#### WHAT IS REQUIRED
Copy the lines that follow, keeping every character the same.

#### INPUT DATA
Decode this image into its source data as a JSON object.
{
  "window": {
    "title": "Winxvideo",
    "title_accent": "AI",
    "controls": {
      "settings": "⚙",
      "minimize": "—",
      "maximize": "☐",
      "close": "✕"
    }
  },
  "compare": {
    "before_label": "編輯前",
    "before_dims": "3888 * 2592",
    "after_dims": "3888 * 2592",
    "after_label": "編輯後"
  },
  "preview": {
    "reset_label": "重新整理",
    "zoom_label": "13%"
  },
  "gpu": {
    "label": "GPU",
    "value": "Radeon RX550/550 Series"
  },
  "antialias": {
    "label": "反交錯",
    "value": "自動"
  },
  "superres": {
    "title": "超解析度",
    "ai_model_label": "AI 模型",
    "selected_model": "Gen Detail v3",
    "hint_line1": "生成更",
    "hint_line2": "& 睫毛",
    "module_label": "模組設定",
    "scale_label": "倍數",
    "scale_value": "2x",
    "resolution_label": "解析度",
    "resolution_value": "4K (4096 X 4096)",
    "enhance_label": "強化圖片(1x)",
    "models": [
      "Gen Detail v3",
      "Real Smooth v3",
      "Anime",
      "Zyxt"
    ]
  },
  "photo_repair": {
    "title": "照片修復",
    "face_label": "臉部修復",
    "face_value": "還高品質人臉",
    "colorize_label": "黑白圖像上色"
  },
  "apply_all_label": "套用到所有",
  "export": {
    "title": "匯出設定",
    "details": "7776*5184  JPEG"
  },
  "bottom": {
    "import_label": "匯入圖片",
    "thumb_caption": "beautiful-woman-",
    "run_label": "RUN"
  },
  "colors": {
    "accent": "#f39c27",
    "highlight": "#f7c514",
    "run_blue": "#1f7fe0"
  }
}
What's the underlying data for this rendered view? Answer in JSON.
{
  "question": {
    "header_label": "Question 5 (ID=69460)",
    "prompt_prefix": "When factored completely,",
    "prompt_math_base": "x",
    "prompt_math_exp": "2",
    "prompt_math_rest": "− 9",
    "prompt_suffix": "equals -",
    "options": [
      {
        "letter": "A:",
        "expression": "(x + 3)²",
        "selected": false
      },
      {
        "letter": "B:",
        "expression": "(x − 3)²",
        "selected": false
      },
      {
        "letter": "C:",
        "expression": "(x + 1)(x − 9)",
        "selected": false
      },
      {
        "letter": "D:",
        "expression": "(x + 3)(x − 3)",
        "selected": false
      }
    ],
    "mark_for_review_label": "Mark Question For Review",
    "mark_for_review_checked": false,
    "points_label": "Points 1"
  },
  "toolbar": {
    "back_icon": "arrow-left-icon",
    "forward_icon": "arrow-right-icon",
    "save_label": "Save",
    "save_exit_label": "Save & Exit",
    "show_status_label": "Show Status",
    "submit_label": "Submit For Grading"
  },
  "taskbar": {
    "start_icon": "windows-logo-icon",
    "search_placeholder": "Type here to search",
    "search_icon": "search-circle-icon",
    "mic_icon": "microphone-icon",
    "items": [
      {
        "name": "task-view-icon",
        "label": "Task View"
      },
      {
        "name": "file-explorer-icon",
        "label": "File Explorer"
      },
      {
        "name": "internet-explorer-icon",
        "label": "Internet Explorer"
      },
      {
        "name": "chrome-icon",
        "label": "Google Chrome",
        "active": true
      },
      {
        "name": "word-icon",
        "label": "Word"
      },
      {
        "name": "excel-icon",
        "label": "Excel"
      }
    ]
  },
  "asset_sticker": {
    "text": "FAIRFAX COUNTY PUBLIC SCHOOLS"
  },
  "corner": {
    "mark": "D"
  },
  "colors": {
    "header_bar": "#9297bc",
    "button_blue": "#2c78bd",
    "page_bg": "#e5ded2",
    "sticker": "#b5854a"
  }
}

#### EXERCISE ANSWER
Decode this image into its source data as a JSON object.
{
  "window": {
    "title": "Winxvideo",
    "title_accent": "AI",
    "controls": {
      "settings": "⚙",
      "minimize": "—",
      "maximize": "☐",
      "close": "✕"
    }
  },
  "compare": {
    "before_label": "編輯前",
    "before_dims": "3888 * 2592",
    "after_dims": "3888 * 2592",
    "after_label": "編輯後"
  },
  "preview": {
    "reset_label": "重新整理",
    "zoom_label": "13%"
  },
  "gpu": {
    "label": "GPU",
    "value": "Radeon RX550/550 Series"
  },
  "antialias": {
    "label": "反交錯",
    "value": "自動"
  },
  "superres": {
    "title": "超解析度",
    "ai_model_label": "AI 模型",
    "selected_model": "Gen Detail v3",
    "hint_line1": "生成更",
    "hint_line2": "& 睫毛",
    "module_label": "模組設定",
    "scale_label": "倍數",
    "scale_value": "2x",
    "resolution_label": "解析度",
    "resolution_value": "4K (4096 X 4096)",
    "enhance_label": "強化圖片(1x)",
    "models": [
      "Gen Detail v3",
      "Real Smooth v3",
      "Anime",
      "Zyxt"
    ]
  },
  "photo_repair": {
    "title": "照片修復",
    "face_label": "臉部修復",
    "face_value": "還高品質人臉",
    "colorize_label": "黑白圖像上色"
  },
  "apply_all_label": "套用到所有",
  "export": {
    "title": "匯出設定",
    "details": "7776*5184  JPEG"
  },
  "bottom": {
    "import_label": "匯入圖片",
    "thumb_caption": "beautiful-woman-",
    "run_label": "RUN"
  },
  "colors": {
    "accent": "#f39c27",
    "highlight": "#f7c514",
    "run_blue": "#1f7fe0"
  }
}
What's the underlying data for this rendered view? Answer in JSON.
{
  "question": {
    "header_label": "Question 5 (ID=69460)",
    "prompt_prefix": "When factored completely,",
    "prompt_math_base": "x",
    "prompt_math_exp": "2",
    "prompt_math_rest": "− 9",
    "prompt_suffix": "equals -",
    "options": [
      {
        "letter": "A:",
        "expression": "(x + 3)²",
        "selected": false
      },
      {
        "letter": "B:",
        "expression": "(x − 3)²",
        "selected": false
      },
      {
        "letter": "C:",
        "expression": "(x + 1)(x − 9)",
        "selected": false
      },
      {
        "letter": "D:",
        "expression": "(x + 3)(x − 3)",
        "selected": false
      }
    ],
    "mark_for_review_label": "Mark Question For Review",
    "mark_for_review_checked": false,
    "points_label": "Points 1"
  },
  "toolbar": {
    "back_icon": "arrow-left-icon",
    "forward_icon": "arrow-right-icon",
    "save_label": "Save",
    "save_exit_label": "Save & Exit",
    "show_status_label": "Show Status",
    "submit_label": "Submit For Grading"
  },
  "taskbar": {
    "start_icon": "windows-logo-icon",
    "search_placeholder": "Type here to search",
    "search_icon": "search-circle-icon",
    "mic_icon": "microphone-icon",
    "items": [
      {
        "name": "task-view-icon",
        "label": "Task View"
      },
      {
        "name": "file-explorer-icon",
        "label": "File Explorer"
      },
      {
        "name": "internet-explorer-icon",
        "label": "Internet Explorer"
      },
      {
        "name": "chrome-icon",
        "label": "Google Chrome",
        "active": true
      },
      {
        "name": "word-icon",
        "label": "Word"
      },
      {
        "name": "excel-icon",
        "label": "Excel"
      }
    ]
  },
  "asset_sticker": {
    "text": "FAIRFAX COUNTY PUBLIC SCHOOLS"
  },
  "corner": {
    "mark": "D"
  },
  "colors": {
    "header_bar": "#9297bc",
    "button_blue": "#2c78bd",
    "page_bg": "#e5ded2",
    "sticker": "#b5854a"
  }
}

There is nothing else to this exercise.